──────── Listing
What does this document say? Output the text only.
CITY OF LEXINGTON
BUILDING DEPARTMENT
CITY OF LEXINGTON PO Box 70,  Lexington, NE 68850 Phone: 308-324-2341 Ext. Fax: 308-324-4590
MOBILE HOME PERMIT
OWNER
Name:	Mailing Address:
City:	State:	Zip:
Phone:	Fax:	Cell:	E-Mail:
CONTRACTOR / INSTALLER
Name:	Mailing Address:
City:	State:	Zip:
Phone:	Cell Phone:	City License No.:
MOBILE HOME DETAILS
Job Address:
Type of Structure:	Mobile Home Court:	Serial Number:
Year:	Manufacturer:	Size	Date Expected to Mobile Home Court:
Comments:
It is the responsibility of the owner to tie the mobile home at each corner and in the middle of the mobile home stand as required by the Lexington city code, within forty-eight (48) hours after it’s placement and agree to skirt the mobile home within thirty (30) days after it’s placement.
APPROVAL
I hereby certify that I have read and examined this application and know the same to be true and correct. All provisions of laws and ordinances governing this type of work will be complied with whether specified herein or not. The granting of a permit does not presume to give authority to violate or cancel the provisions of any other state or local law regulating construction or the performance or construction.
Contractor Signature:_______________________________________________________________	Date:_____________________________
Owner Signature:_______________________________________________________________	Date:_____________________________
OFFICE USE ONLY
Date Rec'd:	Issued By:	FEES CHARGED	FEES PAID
────────────────
──────── Listing
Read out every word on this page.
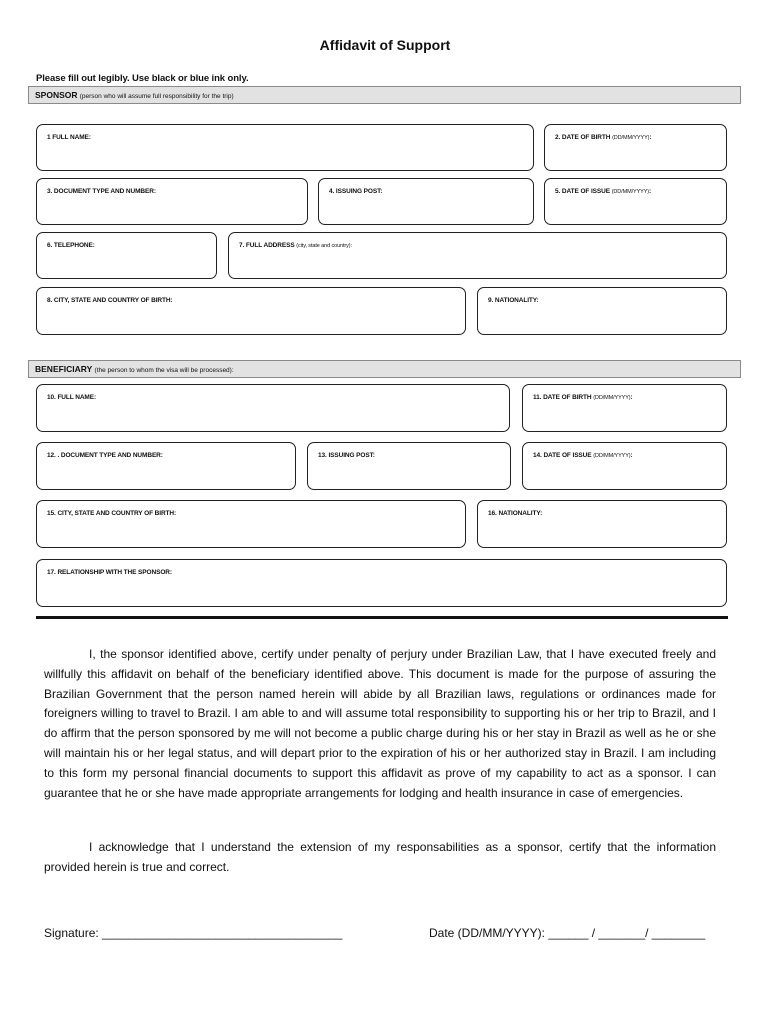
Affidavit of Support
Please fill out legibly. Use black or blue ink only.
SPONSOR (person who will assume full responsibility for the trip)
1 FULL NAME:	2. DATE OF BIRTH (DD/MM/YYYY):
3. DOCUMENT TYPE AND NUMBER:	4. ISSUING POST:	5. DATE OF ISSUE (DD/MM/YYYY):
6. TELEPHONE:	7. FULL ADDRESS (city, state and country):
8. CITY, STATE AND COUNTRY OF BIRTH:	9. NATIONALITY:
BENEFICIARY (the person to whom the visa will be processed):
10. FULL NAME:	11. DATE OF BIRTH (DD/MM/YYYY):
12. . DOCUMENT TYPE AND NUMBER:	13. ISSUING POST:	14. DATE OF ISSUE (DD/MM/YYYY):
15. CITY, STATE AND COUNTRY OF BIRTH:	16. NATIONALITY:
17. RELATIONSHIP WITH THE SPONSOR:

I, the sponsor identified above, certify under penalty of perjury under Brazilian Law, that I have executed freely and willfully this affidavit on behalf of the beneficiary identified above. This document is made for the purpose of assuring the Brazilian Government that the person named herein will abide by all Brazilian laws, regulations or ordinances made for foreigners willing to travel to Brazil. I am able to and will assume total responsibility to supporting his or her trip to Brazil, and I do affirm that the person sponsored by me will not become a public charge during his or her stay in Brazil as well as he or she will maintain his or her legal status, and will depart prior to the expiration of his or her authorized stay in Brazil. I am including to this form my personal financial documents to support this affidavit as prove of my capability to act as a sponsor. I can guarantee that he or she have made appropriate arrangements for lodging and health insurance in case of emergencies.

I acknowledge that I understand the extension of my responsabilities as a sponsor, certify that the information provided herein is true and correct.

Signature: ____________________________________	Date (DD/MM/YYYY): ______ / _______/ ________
────────────────
──────── Listing
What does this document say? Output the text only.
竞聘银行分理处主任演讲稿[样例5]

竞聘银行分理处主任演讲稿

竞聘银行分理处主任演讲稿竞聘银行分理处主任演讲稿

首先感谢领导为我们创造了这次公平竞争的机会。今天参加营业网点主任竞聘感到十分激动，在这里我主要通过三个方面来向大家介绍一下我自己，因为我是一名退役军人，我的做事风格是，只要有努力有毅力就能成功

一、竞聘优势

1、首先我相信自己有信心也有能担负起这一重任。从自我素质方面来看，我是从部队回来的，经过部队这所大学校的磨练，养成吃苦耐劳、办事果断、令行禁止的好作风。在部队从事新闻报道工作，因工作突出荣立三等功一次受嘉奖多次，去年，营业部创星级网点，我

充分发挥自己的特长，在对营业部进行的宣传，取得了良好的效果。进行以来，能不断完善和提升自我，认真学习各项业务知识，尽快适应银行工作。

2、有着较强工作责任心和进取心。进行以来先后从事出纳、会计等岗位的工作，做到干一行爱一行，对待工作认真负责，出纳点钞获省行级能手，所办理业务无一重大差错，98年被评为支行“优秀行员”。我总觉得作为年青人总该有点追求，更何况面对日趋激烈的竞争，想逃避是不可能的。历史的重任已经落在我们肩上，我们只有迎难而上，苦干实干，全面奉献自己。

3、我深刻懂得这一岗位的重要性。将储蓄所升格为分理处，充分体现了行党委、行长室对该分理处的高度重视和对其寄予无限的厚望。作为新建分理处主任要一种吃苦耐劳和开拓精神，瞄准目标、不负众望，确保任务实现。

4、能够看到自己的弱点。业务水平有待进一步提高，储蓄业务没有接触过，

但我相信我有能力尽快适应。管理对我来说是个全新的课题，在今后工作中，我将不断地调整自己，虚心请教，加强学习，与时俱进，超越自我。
────────────────
→ Exercise details
Within the data above, pick out all lines holding the word "NATIONALITY".

→ Finished exercise
8. CITY, STATE AND COUNTRY OF BIRTH:	9. NATIONALITY:
15. CITY, STATE AND COUNTRY OF BIRTH:	16. NATIONALITY:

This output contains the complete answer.